- [Task input]:
####################

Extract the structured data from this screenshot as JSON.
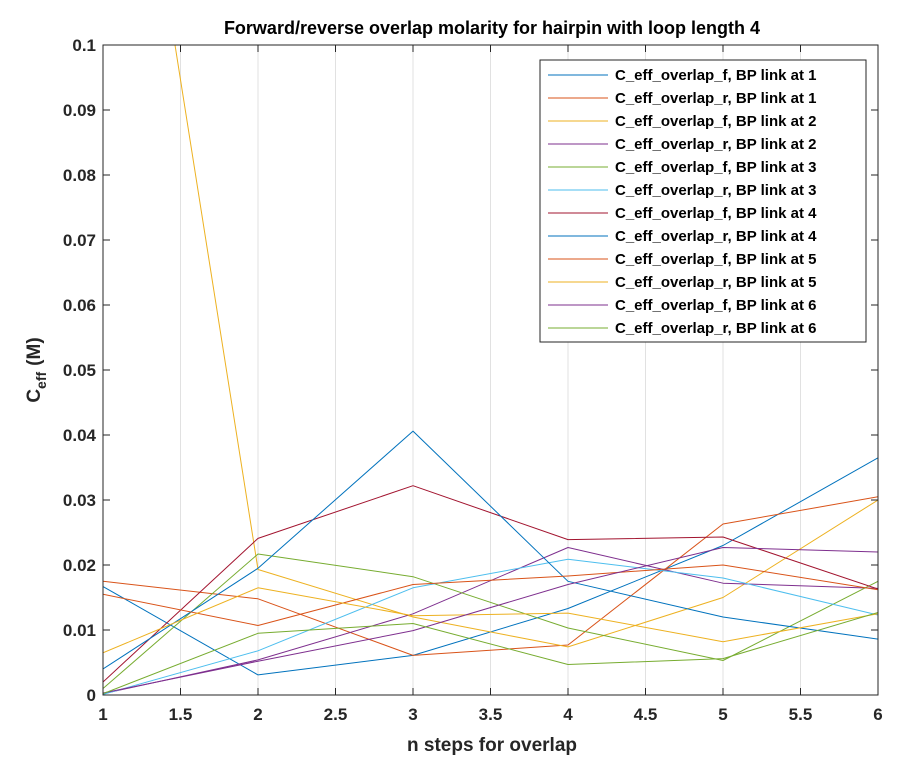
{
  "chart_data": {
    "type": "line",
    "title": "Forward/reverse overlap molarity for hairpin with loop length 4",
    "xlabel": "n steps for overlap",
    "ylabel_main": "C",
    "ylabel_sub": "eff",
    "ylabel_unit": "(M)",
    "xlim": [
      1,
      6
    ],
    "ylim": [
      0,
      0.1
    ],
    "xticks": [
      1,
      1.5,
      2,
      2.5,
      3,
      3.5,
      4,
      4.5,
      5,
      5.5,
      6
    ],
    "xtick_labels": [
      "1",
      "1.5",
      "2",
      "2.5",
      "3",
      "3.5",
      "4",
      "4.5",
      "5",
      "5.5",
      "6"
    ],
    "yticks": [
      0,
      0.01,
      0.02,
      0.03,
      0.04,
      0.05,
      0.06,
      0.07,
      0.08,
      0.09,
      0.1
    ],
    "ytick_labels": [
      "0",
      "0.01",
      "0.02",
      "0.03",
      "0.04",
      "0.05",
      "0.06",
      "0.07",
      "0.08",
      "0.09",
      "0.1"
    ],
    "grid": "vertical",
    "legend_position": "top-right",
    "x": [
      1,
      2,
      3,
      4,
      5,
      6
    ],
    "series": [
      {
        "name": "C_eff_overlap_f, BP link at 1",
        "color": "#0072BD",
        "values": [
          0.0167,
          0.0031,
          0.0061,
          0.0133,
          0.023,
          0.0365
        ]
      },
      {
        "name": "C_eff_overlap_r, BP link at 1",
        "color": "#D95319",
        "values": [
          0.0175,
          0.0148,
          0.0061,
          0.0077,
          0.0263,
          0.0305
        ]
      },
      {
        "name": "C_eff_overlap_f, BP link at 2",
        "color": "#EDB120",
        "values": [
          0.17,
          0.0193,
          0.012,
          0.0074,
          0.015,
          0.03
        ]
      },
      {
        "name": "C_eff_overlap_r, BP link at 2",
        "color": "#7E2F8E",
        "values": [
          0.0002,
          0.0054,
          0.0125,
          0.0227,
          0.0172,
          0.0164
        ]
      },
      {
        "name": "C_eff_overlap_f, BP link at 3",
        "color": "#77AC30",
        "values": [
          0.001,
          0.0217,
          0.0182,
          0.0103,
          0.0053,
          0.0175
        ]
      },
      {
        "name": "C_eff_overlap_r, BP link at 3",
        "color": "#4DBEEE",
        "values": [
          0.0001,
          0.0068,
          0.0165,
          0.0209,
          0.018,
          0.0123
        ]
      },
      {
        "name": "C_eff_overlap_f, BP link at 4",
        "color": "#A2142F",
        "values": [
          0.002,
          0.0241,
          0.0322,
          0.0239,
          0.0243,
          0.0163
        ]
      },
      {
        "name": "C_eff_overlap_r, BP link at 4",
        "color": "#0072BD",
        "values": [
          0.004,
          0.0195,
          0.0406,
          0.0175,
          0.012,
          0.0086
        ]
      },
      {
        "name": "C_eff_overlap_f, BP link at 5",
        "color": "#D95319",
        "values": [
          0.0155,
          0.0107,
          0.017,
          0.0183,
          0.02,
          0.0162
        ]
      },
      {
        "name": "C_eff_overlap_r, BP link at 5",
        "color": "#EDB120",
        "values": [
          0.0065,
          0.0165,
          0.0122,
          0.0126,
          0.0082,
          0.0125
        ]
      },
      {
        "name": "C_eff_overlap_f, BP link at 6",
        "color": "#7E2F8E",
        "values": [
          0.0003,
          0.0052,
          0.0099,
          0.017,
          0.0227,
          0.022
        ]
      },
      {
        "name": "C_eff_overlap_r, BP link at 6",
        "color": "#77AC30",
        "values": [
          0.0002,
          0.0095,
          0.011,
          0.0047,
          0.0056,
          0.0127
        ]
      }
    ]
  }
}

####################

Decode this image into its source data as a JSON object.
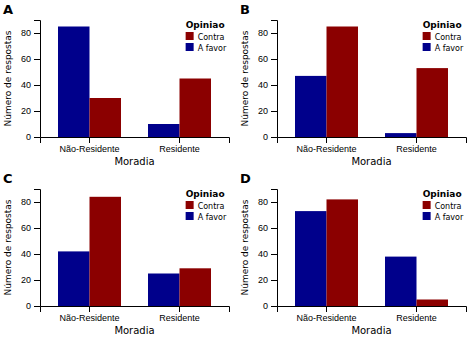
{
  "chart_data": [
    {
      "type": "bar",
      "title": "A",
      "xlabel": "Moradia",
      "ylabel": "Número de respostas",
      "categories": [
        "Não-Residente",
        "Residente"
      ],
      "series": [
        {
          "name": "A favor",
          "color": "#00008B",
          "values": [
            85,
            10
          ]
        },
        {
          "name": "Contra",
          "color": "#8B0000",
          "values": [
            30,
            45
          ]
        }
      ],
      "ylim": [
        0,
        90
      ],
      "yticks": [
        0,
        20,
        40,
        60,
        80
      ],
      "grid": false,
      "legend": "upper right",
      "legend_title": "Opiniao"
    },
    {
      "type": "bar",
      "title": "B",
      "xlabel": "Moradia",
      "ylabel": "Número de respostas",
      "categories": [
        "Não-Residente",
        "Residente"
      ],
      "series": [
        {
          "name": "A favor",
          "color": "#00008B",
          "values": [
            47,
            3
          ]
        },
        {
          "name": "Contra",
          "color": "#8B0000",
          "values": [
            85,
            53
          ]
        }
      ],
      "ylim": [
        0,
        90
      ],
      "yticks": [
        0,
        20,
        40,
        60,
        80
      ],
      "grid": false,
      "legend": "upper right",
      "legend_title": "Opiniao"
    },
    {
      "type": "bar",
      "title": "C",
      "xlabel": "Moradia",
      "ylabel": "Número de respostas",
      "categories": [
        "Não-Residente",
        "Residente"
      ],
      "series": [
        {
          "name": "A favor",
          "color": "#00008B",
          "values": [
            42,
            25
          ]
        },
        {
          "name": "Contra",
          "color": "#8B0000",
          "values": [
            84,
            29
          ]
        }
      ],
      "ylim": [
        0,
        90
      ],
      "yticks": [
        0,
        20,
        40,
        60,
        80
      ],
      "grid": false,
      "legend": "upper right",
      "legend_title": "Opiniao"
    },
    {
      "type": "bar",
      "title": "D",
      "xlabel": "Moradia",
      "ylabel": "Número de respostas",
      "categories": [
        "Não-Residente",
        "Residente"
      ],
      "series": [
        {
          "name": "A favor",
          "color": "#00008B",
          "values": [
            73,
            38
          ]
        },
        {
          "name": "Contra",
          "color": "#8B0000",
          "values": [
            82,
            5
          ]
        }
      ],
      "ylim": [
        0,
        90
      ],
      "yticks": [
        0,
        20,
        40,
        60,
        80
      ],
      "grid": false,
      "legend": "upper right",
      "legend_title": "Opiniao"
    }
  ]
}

####################

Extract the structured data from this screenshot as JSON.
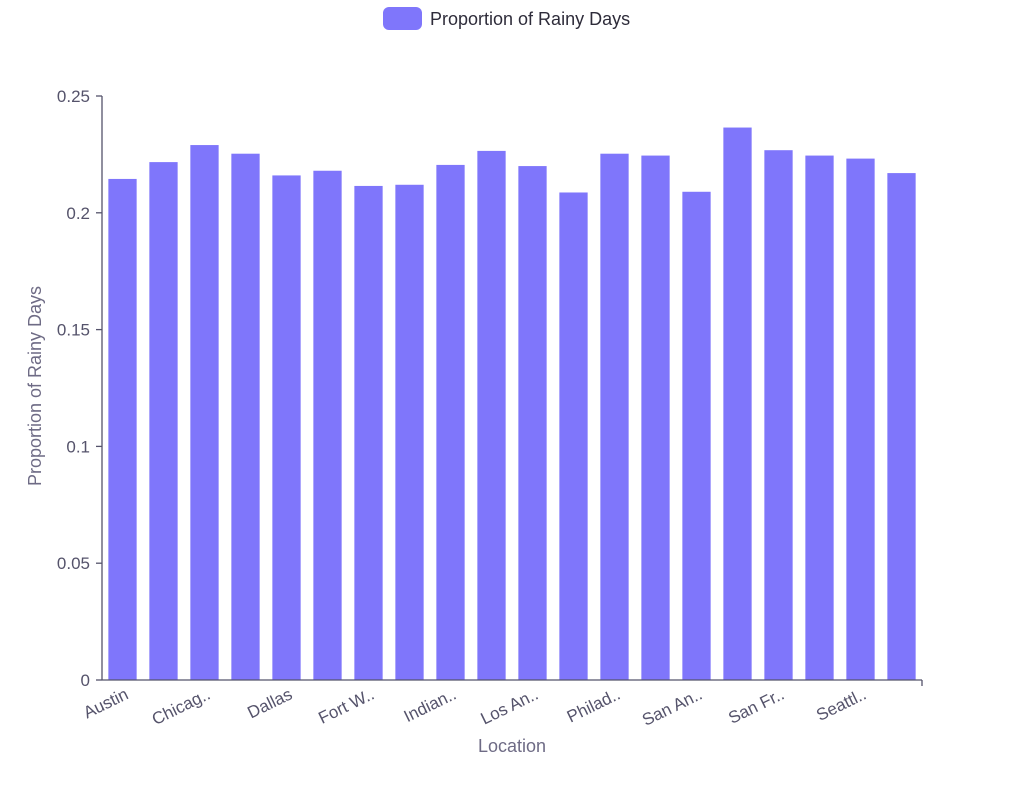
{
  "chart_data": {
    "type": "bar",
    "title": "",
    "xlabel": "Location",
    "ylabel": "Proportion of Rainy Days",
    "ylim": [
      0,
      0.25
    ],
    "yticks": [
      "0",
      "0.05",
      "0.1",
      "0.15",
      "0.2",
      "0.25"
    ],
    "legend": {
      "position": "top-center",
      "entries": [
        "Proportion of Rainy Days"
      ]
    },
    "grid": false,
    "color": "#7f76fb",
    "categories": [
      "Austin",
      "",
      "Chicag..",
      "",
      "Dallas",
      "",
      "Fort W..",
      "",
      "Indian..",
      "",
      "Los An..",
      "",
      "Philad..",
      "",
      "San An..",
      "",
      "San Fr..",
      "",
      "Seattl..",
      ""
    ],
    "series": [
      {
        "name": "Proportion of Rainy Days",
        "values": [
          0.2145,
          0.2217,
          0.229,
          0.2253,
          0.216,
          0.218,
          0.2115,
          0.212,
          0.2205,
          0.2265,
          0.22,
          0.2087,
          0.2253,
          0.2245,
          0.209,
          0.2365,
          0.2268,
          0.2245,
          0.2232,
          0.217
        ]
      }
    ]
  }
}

####################

- [Exercise objective]: Search the lines for the string "Rainy" and copy every line that has it.

- [Expected answer]:
    "ylabel": "Proportion of Rainy Days",
        "Proportion of Rainy Days"
        "name": "Proportion of Rainy Days",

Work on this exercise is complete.